- **Görev yönergesi**
Materyalin başından "framed-portrait: [183, 164, 268, 307]" geçen satıra kadar olan satırları, o satır da dahil, her satır için bir dize içeren bir JSON listesi olarak yeniden yazın. Boş satırları listeye almayın.

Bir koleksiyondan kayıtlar
==================================================
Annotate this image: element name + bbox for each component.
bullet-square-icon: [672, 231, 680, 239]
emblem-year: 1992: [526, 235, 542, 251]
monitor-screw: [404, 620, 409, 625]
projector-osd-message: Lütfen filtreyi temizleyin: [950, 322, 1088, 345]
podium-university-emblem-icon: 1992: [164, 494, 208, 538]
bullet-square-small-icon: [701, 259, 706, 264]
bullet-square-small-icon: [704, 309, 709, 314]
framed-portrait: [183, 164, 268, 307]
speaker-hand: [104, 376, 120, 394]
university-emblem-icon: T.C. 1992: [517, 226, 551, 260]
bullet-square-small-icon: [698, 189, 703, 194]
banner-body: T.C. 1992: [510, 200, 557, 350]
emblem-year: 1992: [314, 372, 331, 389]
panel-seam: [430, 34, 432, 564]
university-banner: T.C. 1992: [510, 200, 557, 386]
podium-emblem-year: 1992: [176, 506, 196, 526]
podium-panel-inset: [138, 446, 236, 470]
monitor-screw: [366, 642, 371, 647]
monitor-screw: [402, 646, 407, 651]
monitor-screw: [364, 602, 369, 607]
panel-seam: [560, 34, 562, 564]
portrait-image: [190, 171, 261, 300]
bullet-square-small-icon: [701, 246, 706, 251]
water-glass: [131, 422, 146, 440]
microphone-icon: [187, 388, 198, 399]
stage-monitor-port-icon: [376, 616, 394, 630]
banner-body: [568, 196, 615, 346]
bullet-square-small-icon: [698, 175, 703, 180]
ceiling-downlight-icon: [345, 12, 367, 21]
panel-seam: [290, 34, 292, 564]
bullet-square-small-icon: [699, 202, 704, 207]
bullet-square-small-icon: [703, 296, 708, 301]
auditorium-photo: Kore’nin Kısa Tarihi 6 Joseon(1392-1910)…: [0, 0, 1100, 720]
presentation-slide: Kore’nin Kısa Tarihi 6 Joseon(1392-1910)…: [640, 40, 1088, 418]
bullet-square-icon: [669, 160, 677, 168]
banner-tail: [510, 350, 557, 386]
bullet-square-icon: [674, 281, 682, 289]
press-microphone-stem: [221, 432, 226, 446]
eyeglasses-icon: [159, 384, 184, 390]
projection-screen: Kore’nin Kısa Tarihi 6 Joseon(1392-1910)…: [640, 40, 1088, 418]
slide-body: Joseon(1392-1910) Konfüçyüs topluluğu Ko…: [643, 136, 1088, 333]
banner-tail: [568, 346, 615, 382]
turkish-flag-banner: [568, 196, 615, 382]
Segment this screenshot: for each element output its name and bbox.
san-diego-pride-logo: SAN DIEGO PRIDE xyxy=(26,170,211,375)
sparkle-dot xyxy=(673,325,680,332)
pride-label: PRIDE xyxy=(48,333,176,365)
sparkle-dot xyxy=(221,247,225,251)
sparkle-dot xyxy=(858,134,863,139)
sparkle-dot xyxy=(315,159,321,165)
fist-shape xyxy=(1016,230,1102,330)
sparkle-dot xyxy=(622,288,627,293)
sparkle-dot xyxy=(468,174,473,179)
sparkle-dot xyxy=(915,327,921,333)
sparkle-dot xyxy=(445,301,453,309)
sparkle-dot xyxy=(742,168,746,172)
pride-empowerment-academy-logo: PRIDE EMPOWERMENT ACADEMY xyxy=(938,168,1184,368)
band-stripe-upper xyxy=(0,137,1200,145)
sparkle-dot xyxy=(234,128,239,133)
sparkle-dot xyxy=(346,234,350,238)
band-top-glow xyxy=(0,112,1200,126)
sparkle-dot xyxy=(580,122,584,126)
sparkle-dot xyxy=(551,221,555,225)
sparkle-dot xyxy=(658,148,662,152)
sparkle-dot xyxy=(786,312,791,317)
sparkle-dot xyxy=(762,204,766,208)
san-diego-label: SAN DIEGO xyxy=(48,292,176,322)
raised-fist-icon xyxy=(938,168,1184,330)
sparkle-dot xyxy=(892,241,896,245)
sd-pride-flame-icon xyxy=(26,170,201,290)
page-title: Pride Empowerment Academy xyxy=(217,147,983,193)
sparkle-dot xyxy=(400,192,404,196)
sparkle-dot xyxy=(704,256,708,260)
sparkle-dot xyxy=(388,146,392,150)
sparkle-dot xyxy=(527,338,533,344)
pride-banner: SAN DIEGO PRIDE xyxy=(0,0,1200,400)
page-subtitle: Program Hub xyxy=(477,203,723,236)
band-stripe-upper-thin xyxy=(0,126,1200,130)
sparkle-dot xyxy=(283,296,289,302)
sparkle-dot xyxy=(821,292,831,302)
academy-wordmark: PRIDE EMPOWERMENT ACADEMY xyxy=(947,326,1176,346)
==================================================
- **Yazılı cevap**
[
  "Annotate this image: element name + bbox for each component.",
  "bullet-square-icon: [672, 231, 680, 239]",
  "emblem-year: 1992: [526, 235, 542, 251]",
  "monitor-screw: [404, 620, 409, 625]",
  "projector-osd-message: Lütfen filtreyi temizleyin: [950, 322, 1088, 345]",
  "podium-university-emblem-icon: 1992: [164, 494, 208, 538]",
  "bullet-square-small-icon: [701, 259, 706, 264]",
  "bullet-square-small-icon: [704, 309, 709, 314]",
  "framed-portrait: [183, 164, 268, 307]"
]